* **Task instructions**
Retype all of the listing exactly, passing over any picture you find.

* **Provided entries**
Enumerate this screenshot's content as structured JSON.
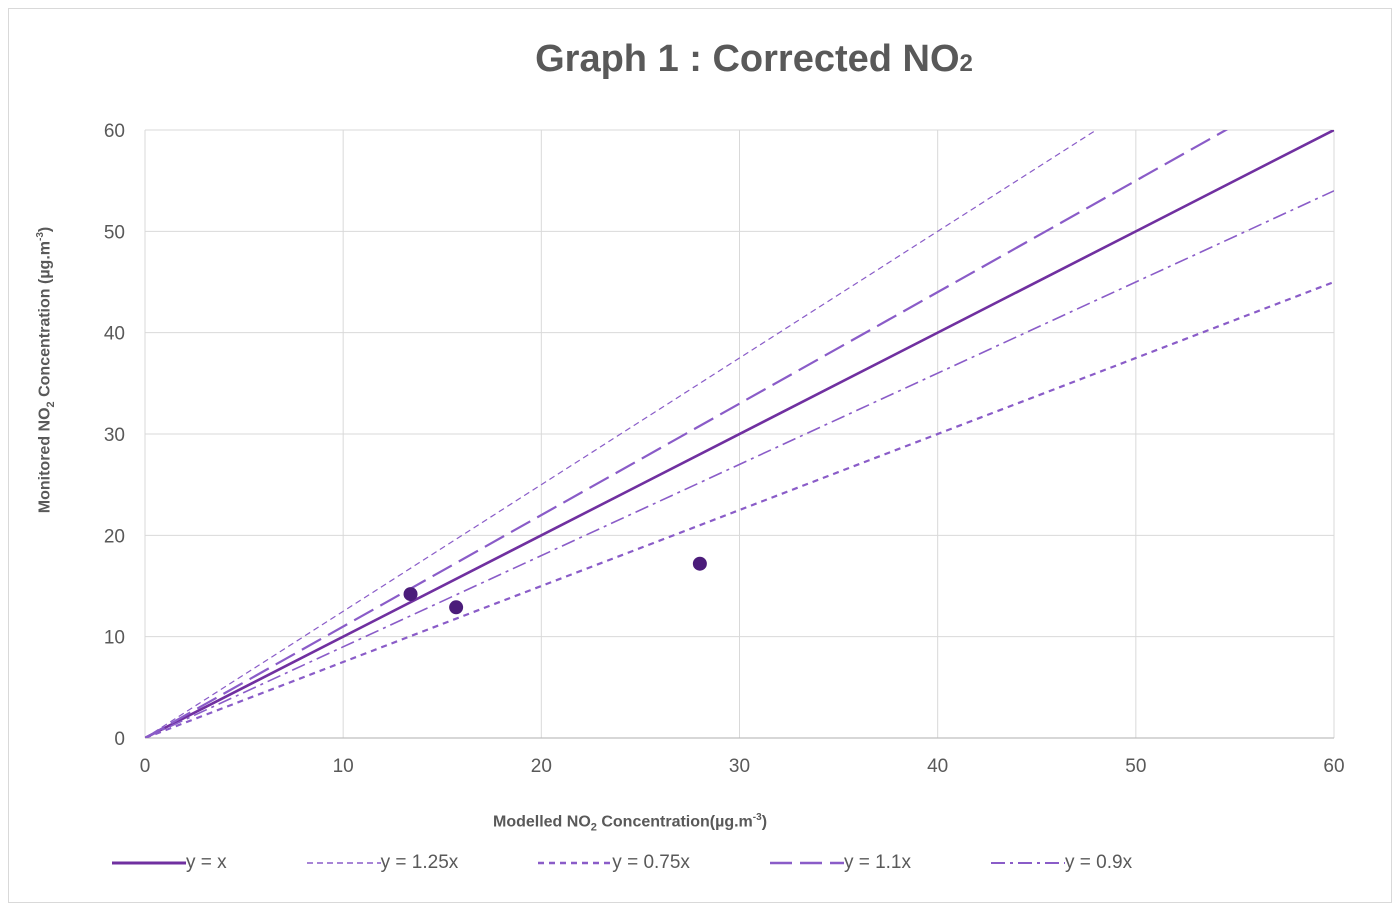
{
  "chart_data": {
    "type": "scatter",
    "title": "Graph 1 : Corrected NO",
    "title_sub": "2",
    "xlabel": {
      "pre": "Modelled NO",
      "sub": "2",
      "mid": " Concentration(µg.m",
      "sup": "-3",
      "post": ")"
    },
    "ylabel": {
      "pre": "Monitored NO",
      "sub": "2",
      "mid": " Concentration (µg.m",
      "sup": "-3",
      "post": ")"
    },
    "xlim": [
      0,
      60
    ],
    "ylim": [
      0,
      60
    ],
    "xticks": [
      0,
      10,
      20,
      30,
      40,
      50,
      60
    ],
    "yticks": [
      0,
      10,
      20,
      30,
      40,
      50,
      60
    ],
    "grid": true,
    "legend_position": "bottom",
    "points": [
      {
        "x": 13.4,
        "y": 14.2
      },
      {
        "x": 15.7,
        "y": 12.9
      },
      {
        "x": 28.0,
        "y": 17.2
      }
    ],
    "point_color": "#4b1c7a",
    "series": [
      {
        "name": "y = x",
        "slope": 1.0,
        "color": "#7030a0",
        "style": "solid"
      },
      {
        "name": "y = 1.25x",
        "slope": 1.25,
        "color": "#8a5cc8",
        "style": "thin-dash"
      },
      {
        "name": "y = 0.75x",
        "slope": 0.75,
        "color": "#8a5cc8",
        "style": "short-dash"
      },
      {
        "name": "y = 1.1x",
        "slope": 1.1,
        "color": "#8a5cc8",
        "style": "long-dash"
      },
      {
        "name": "y = 0.9x",
        "slope": 0.9,
        "color": "#8a5cc8",
        "style": "dash-dot"
      }
    ]
  }
}
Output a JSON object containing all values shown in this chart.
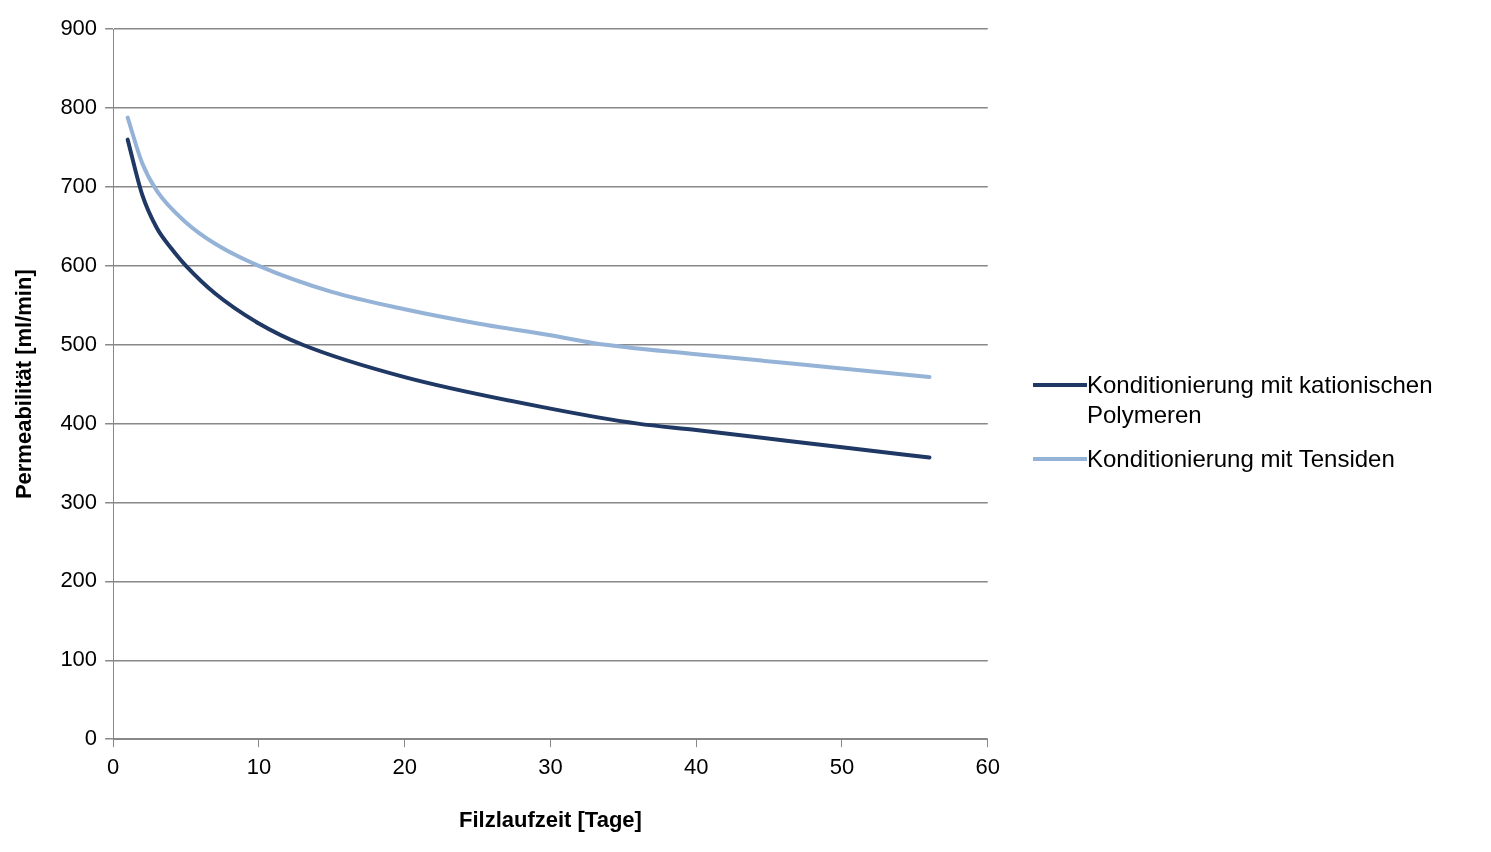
{
  "chart_data": {
    "type": "line",
    "xlabel": "Filzlaufzeit [Tage]",
    "ylabel": "Permeabilität [ml/min]",
    "xlim": [
      0,
      60
    ],
    "xticks": [
      0,
      10,
      20,
      30,
      40,
      50,
      60
    ],
    "ylim": [
      0,
      900
    ],
    "yticks": [
      0,
      100,
      200,
      300,
      400,
      500,
      600,
      700,
      800,
      900
    ],
    "grid": "y",
    "legend": "right",
    "marker": "none",
    "line_style": "solid",
    "series": [
      {
        "name": "Konditionierung mit kationischen Polymeren",
        "color": "#1f3864",
        "x": [
          1,
          2,
          3,
          4,
          5,
          7,
          10,
          13,
          20,
          30,
          36,
          40,
          50,
          56
        ],
        "values": [
          760,
          690,
          648,
          622,
          600,
          565,
          527,
          500,
          459,
          419,
          400,
          392,
          370,
          357
        ]
      },
      {
        "name": "Konditionierung mit Tensiden",
        "color": "#95b3d7",
        "x": [
          1,
          2,
          3,
          5,
          7,
          10,
          15,
          20,
          25,
          30,
          33,
          40,
          50,
          56
        ],
        "values": [
          788,
          730,
          695,
          655,
          628,
          600,
          567,
          545,
          527,
          512,
          502,
          488,
          470,
          459
        ]
      }
    ]
  }
}
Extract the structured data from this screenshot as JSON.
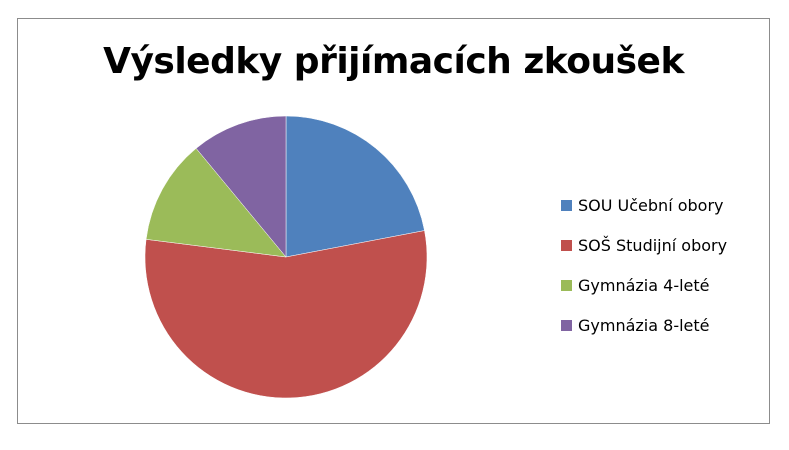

* **Answer to the task**
Enumerate this screenshot's content as structured JSON.
{
  "chart_data": {
    "type": "scatter",
    "title": "Graph 1 : Corrected NO",
    "title_sub": "2",
    "xlabel": {
      "pre": "Modelled NO",
      "sub": "2",
      "mid": " Concentration(µg.m",
      "sup": "-3",
      "post": ")"
    },
    "ylabel": {
      "pre": "Monitored NO",
      "sub": "2",
      "mid": " Concentration (µg.m",
      "sup": "-3",
      "post": ")"
    },
    "xlim": [
      0,
      60
    ],
    "ylim": [
      0,
      60
    ],
    "xticks": [
      0,
      10,
      20,
      30,
      40,
      50,
      60
    ],
    "yticks": [
      0,
      10,
      20,
      30,
      40,
      50,
      60
    ],
    "grid": true,
    "legend_position": "bottom",
    "points": [
      {
        "x": 13.4,
        "y": 14.2
      },
      {
        "x": 15.7,
        "y": 12.9
      },
      {
        "x": 28.0,
        "y": 17.2
      }
    ],
    "point_color": "#4b1c7a",
    "series": [
      {
        "name": "y = x",
        "slope": 1.0,
        "color": "#7030a0",
        "style": "solid"
      },
      {
        "name": "y = 1.25x",
        "slope": 1.25,
        "color": "#8a5cc8",
        "style": "thin-dash"
      },
      {
        "name": "y = 0.75x",
        "slope": 0.75,
        "color": "#8a5cc8",
        "style": "short-dash"
      },
      {
        "name": "y = 1.1x",
        "slope": 1.1,
        "color": "#8a5cc8",
        "style": "long-dash"
      },
      {
        "name": "y = 0.9x",
        "slope": 0.9,
        "color": "#8a5cc8",
        "style": "dash-dot"
      }
    ]
  }
}
Output a JSON object containing all values shown in this chart.
{
  "chart_data": {
    "type": "line",
    "xlabel": "Filzlaufzeit [Tage]",
    "ylabel": "Permeabilität [ml/min]",
    "xlim": [
      0,
      60
    ],
    "xticks": [
      0,
      10,
      20,
      30,
      40,
      50,
      60
    ],
    "ylim": [
      0,
      900
    ],
    "yticks": [
      0,
      100,
      200,
      300,
      400,
      500,
      600,
      700,
      800,
      900
    ],
    "grid": "y",
    "legend": "right",
    "marker": "none",
    "line_style": "solid",
    "series": [
      {
        "name": "Konditionierung mit kationischen Polymeren",
        "color": "#1f3864",
        "x": [
          1,
          2,
          3,
          4,
          5,
          7,
          10,
          13,
          20,
          30,
          36,
          40,
          50,
          56
        ],
        "values": [
          760,
          690,
          648,
          622,
          600,
          565,
          527,
          500,
          459,
          419,
          400,
          392,
          370,
          357
        ]
      },
      {
        "name": "Konditionierung mit Tensiden",
        "color": "#95b3d7",
        "x": [
          1,
          2,
          3,
          5,
          7,
          10,
          15,
          20,
          25,
          30,
          33,
          40,
          50,
          56
        ],
        "values": [
          788,
          730,
          695,
          655,
          628,
          600,
          567,
          545,
          527,
          512,
          502,
          488,
          470,
          459
        ]
      }
    ]
  }
}
Extract the structured data from this screenshot as JSON.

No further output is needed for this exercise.